# Your goal
Locate every line in the data below that contains the string "experts", and copy each one. Matching is case-sensitive.

******************************

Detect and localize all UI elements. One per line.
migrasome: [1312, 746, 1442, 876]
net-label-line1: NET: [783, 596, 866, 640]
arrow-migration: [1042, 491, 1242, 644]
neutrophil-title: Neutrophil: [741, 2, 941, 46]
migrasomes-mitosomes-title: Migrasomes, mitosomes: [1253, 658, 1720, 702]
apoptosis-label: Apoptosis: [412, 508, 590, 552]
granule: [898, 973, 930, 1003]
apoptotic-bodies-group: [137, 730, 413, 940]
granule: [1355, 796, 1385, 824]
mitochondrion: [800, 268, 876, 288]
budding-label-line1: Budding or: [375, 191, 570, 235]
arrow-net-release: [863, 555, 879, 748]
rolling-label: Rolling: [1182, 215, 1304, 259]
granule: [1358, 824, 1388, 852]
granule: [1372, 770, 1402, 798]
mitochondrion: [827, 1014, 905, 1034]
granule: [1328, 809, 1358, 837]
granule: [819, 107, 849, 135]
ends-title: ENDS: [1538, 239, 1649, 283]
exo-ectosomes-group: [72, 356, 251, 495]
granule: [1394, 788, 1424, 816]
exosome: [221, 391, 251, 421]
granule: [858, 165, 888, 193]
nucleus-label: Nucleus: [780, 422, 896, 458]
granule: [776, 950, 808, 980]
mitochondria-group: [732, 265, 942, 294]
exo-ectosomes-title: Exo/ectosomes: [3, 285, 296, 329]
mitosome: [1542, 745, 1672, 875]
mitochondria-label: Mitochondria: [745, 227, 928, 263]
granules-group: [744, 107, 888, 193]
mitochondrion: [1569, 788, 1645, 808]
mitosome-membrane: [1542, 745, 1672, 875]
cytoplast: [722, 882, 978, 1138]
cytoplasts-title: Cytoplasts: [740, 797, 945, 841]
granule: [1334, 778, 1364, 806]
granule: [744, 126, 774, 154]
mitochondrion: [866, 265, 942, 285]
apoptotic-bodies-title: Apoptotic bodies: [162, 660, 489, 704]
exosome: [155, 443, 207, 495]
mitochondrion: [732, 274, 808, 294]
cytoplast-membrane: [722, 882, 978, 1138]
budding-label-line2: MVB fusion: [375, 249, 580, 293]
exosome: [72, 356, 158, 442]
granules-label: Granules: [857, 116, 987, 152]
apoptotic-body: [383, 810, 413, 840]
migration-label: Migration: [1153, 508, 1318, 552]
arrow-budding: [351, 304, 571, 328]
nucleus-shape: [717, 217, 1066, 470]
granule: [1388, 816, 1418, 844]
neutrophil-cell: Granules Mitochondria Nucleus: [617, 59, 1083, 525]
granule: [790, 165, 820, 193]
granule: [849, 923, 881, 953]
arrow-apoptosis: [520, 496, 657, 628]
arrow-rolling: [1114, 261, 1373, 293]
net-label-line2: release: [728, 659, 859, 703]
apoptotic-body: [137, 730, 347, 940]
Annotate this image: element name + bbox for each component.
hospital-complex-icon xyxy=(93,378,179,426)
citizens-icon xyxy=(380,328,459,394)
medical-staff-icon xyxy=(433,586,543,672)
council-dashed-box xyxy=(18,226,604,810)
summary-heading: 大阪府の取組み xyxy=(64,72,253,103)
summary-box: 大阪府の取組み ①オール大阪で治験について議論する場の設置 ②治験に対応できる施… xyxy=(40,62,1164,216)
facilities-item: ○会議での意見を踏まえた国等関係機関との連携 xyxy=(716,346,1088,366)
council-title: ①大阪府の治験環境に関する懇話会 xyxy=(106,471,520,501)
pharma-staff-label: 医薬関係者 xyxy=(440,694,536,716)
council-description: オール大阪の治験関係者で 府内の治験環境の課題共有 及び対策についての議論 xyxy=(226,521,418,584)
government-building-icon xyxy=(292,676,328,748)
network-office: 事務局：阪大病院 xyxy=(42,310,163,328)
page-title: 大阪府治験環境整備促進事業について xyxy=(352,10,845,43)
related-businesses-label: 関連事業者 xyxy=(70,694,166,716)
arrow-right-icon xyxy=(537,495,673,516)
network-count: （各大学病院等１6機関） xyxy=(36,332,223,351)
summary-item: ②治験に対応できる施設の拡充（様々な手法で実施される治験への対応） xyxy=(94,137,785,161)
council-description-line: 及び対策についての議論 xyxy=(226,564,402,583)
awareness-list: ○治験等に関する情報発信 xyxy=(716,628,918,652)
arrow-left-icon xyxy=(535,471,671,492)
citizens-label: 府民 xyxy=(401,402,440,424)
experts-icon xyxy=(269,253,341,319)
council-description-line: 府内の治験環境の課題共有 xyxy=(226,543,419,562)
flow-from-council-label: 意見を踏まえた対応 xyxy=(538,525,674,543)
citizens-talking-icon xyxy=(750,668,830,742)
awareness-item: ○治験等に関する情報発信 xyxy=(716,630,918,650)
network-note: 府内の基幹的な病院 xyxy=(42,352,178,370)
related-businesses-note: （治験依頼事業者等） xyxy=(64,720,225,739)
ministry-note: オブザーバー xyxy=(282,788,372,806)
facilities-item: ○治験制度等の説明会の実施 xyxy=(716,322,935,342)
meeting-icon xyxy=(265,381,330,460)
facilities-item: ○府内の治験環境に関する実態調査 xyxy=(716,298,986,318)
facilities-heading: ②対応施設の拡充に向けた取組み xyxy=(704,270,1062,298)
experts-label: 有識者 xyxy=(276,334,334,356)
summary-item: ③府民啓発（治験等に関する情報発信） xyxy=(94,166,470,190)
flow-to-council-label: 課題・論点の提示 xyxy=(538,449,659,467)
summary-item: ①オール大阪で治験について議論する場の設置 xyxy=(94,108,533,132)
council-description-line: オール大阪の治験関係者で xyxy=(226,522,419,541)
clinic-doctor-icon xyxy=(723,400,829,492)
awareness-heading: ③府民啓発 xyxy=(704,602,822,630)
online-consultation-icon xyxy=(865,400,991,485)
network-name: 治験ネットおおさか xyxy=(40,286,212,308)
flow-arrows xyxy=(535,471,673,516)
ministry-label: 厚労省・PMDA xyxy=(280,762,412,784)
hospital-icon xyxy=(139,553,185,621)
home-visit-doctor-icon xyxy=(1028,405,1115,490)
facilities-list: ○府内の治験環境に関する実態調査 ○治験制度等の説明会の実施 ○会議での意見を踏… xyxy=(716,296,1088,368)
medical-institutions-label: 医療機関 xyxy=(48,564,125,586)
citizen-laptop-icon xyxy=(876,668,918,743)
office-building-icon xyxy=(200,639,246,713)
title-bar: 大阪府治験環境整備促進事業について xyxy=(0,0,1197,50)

******************************

# Output of the exercise
experts-icon xyxy=(269,253,341,319)
experts-label: 有識者 xyxy=(276,334,334,356)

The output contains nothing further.